- [EXERCISE]: Down to the final line, print each entry exactly.

***** RECORDS SHOWN

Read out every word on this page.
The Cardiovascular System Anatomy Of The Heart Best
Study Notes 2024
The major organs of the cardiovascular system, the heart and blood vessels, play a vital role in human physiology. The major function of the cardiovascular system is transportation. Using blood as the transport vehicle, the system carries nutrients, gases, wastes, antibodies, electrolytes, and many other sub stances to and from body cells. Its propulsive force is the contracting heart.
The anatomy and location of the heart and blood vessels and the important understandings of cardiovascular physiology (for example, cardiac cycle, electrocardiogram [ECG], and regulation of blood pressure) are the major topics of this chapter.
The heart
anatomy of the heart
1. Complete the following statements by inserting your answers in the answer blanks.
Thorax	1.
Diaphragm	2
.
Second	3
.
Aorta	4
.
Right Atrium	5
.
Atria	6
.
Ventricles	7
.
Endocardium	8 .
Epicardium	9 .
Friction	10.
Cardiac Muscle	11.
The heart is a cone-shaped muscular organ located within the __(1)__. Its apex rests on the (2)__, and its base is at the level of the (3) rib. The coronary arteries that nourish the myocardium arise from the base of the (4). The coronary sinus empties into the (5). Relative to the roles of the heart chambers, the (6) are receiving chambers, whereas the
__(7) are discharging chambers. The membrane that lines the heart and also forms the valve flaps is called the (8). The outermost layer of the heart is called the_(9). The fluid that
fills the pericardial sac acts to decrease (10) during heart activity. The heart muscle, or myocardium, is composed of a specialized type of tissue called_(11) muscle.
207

**********

- [TASK ANSWER]:
Read out every word on this page.
The Cardiovascular System Anatomy Of The Heart Best
Study Notes 2024
The major organs of the cardiovascular system, the heart and blood vessels, play a vital role in human physiology. The major function of the cardiovascular system is transportation. Using blood as the transport vehicle, the system carries nutrients, gases, wastes, antibodies, electrolytes, and many other sub stances to and from body cells. Its propulsive force is the contracting heart.
The anatomy and location of the heart and blood vessels and the important understandings of cardiovascular physiology (for example, cardiac cycle, electrocardiogram [ECG], and regulation of blood pressure) are the major topics of this chapter.
The heart
anatomy of the heart
1. Complete the following statements by inserting your answers in the answer blanks.
Thorax	1.
Diaphragm	2
.
Second	3
.
Aorta	4
.
Right Atrium	5
.
Atria	6
.
Ventricles	7
.
Endocardium	8 .
Epicardium	9 .
Friction	10.
Cardiac Muscle	11.
The heart is a cone-shaped muscular organ located within the __(1)__. Its apex rests on the (2)__, and its base is at the level of the (3) rib. The coronary arteries that nourish the myocardium arise from the base of the (4). The coronary sinus empties into the (5). Relative to the roles of the heart chambers, the (6) are receiving chambers, whereas the
__(7) are discharging chambers. The membrane that lines the heart and also forms the valve flaps is called the (8). The outermost layer of the heart is called the_(9). The fluid that
fills the pericardial sac acts to decrease (10) during heart activity. The heart muscle, or myocardium, is composed of a specialized type of tissue called_(11) muscle.
207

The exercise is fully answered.